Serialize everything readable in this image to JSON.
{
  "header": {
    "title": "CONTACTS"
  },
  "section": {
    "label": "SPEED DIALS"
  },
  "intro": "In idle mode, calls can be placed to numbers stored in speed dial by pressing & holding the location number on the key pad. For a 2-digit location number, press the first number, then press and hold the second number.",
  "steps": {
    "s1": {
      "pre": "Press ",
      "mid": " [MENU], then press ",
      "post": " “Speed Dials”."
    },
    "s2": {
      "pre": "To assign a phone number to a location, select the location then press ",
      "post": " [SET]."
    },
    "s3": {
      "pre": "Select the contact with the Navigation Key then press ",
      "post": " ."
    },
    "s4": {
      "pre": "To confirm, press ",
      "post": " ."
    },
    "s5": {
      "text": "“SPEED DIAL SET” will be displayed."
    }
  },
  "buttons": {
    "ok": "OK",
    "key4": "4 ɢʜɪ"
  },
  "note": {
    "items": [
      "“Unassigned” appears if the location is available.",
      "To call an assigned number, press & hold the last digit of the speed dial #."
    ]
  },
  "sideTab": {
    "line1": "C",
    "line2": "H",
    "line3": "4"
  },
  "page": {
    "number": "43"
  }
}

* * *

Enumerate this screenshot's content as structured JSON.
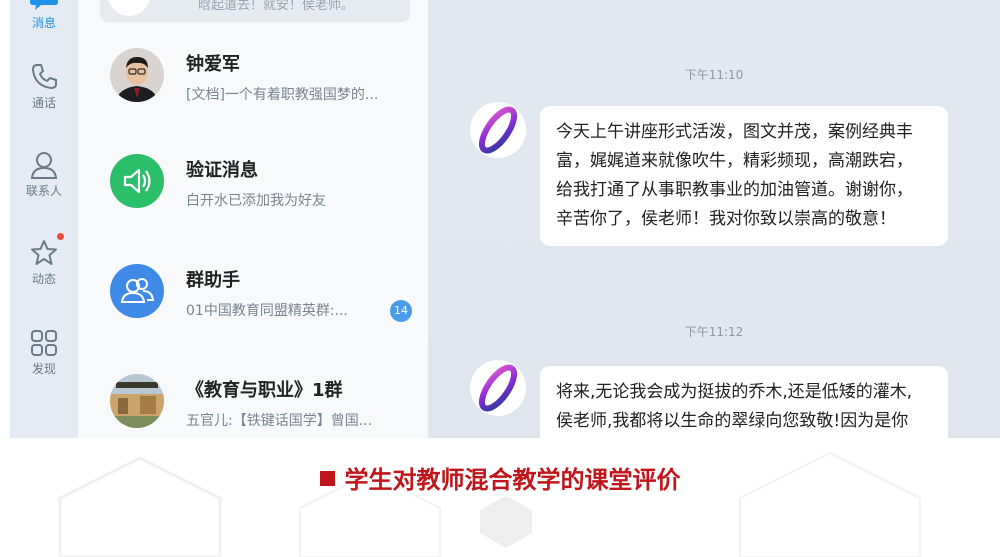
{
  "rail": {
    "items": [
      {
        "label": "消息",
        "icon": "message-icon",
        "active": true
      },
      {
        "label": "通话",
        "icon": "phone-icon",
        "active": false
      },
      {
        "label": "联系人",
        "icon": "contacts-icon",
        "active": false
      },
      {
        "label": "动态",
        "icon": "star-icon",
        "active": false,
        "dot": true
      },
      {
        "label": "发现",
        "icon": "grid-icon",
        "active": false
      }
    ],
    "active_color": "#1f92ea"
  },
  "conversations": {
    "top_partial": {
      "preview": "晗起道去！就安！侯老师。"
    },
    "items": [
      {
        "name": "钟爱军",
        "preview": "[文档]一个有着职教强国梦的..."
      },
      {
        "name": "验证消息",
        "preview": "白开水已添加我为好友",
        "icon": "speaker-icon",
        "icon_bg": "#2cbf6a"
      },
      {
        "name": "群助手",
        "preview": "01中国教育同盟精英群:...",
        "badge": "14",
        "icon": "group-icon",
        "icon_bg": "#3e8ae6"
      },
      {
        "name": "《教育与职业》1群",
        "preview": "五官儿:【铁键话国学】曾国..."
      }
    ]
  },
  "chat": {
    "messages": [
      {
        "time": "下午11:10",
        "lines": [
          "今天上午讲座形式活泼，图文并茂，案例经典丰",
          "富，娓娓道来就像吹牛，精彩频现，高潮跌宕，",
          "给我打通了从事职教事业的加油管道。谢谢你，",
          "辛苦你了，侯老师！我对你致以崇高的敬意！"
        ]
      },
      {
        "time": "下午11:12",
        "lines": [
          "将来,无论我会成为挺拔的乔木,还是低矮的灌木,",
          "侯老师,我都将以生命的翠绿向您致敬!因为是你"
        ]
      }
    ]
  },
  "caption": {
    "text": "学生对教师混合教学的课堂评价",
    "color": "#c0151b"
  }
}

...

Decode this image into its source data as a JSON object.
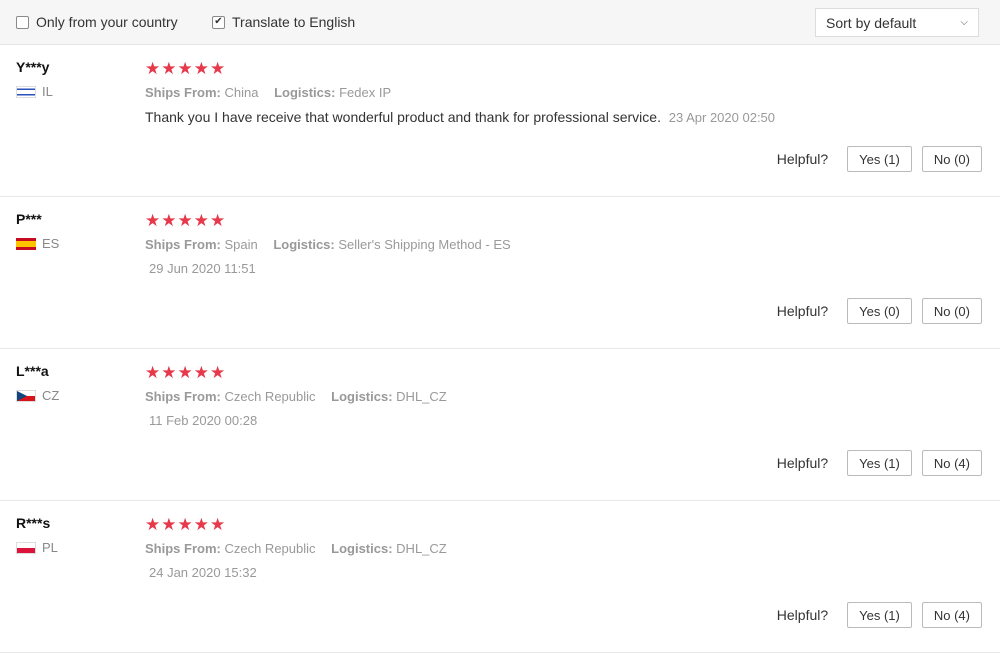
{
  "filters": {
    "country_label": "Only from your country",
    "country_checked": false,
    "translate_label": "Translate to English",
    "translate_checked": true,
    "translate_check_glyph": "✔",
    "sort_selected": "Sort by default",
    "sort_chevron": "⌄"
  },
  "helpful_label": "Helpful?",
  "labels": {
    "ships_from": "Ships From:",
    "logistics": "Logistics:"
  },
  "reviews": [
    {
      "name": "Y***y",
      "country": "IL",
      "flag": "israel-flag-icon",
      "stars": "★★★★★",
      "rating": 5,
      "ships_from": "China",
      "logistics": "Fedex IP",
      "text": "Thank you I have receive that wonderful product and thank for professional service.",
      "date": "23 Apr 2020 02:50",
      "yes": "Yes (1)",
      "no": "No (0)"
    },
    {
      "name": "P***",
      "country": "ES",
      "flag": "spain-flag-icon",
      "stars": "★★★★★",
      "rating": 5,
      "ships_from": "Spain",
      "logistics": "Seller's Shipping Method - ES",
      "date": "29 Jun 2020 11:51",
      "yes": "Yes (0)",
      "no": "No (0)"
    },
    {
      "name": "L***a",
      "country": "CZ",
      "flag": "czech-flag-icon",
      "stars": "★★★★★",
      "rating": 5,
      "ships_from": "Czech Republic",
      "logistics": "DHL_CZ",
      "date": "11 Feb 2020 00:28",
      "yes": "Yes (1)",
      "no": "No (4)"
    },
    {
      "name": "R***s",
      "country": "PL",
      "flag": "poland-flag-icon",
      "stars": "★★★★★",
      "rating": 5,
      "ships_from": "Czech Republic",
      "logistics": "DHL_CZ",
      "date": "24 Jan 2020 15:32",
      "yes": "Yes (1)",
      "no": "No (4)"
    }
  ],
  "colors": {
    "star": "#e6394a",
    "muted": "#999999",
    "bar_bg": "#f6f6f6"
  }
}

Description of the task — Gather each line from the listing above that holds "true".

Response to the exercise —
        "active": true
        "dot": true
    "translate_checked": true,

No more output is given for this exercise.